Work instructions: Without omitting anything, retype the data that follows.

The input:
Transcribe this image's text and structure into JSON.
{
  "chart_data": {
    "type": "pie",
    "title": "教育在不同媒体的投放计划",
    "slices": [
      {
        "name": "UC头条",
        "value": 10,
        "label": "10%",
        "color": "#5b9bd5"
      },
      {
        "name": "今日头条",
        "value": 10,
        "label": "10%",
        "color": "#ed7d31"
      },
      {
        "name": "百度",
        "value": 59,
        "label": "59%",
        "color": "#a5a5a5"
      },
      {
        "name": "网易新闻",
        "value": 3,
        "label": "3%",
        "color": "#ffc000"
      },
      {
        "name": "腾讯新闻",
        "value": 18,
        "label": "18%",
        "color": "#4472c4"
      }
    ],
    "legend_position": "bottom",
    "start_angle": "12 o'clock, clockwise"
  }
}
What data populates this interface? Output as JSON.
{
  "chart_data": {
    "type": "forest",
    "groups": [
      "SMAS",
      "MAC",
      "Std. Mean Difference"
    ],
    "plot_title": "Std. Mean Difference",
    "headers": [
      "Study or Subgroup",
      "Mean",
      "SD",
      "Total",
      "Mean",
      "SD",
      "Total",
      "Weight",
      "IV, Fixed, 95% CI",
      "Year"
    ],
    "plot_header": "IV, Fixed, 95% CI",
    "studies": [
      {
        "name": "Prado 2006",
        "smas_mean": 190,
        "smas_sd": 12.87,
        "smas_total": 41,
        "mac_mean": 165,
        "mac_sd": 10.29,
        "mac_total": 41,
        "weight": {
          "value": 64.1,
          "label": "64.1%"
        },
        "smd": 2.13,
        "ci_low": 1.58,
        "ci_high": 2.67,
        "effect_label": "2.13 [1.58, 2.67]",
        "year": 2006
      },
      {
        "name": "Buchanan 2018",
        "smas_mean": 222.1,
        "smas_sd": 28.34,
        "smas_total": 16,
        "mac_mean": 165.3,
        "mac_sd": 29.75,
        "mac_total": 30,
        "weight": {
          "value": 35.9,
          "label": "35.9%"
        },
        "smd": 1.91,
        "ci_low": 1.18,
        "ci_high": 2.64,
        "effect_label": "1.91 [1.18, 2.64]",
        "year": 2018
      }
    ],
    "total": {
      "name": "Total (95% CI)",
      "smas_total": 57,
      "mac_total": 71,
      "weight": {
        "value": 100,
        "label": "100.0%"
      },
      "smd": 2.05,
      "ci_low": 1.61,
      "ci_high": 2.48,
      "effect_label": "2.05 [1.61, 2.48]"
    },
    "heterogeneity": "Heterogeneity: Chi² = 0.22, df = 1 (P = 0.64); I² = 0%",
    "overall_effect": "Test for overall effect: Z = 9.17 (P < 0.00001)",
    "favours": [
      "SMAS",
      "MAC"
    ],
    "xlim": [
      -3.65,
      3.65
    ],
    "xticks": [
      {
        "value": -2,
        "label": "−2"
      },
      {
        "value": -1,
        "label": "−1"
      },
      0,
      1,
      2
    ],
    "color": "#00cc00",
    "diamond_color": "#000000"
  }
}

Exercise solution:
Transcribe this image's text and structure into JSON.
{
  "chart_data": {
    "type": "pie",
    "title": "教育在不同媒体的投放计划",
    "slices": [
      {
        "name": "UC头条",
        "value": 10,
        "label": "10%",
        "color": "#5b9bd5"
      },
      {
        "name": "今日头条",
        "value": 10,
        "label": "10%",
        "color": "#ed7d31"
      },
      {
        "name": "百度",
        "value": 59,
        "label": "59%",
        "color": "#a5a5a5"
      },
      {
        "name": "网易新闻",
        "value": 3,
        "label": "3%",
        "color": "#ffc000"
      },
      {
        "name": "腾讯新闻",
        "value": 18,
        "label": "18%",
        "color": "#4472c4"
      }
    ],
    "legend_position": "bottom",
    "start_angle": "12 o'clock, clockwise"
  }
}
What data populates this interface? Output as JSON.
{
  "chart_data": {
    "type": "forest",
    "groups": [
      "SMAS",
      "MAC",
      "Std. Mean Difference"
    ],
    "plot_title": "Std. Mean Difference",
    "headers": [
      "Study or Subgroup",
      "Mean",
      "SD",
      "Total",
      "Mean",
      "SD",
      "Total",
      "Weight",
      "IV, Fixed, 95% CI",
      "Year"
    ],
    "plot_header": "IV, Fixed, 95% CI",
    "studies": [
      {
        "name": "Prado 2006",
        "smas_mean": 190,
        "smas_sd": 12.87,
        "smas_total": 41,
        "mac_mean": 165,
        "mac_sd": 10.29,
        "mac_total": 41,
        "weight": {
          "value": 64.1,
          "label": "64.1%"
        },
        "smd": 2.13,
        "ci_low": 1.58,
        "ci_high": 2.67,
        "effect_label": "2.13 [1.58, 2.67]",
        "year": 2006
      },
      {
        "name": "Buchanan 2018",
        "smas_mean": 222.1,
        "smas_sd": 28.34,
        "smas_total": 16,
        "mac_mean": 165.3,
        "mac_sd": 29.75,
        "mac_total": 30,
        "weight": {
          "value": 35.9,
          "label": "35.9%"
        },
        "smd": 1.91,
        "ci_low": 1.18,
        "ci_high": 2.64,
        "effect_label": "1.91 [1.18, 2.64]",
        "year": 2018
      }
    ],
    "total": {
      "name": "Total (95% CI)",
      "smas_total": 57,
      "mac_total": 71,
      "weight": {
        "value": 100,
        "label": "100.0%"
      },
      "smd": 2.05,
      "ci_low": 1.61,
      "ci_high": 2.48,
      "effect_label": "2.05 [1.61, 2.48]"
    },
    "heterogeneity": "Heterogeneity: Chi² = 0.22, df = 1 (P = 0.64); I² = 0%",
    "overall_effect": "Test for overall effect: Z = 9.17 (P < 0.00001)",
    "favours": [
      "SMAS",
      "MAC"
    ],
    "xlim": [
      -3.65,
      3.65
    ],
    "xticks": [
      {
        "value": -2,
        "label": "−2"
      },
      {
        "value": -1,
        "label": "−1"
      },
      0,
      1,
      2
    ],
    "color": "#00cc00",
    "diamond_color": "#000000"
  }
}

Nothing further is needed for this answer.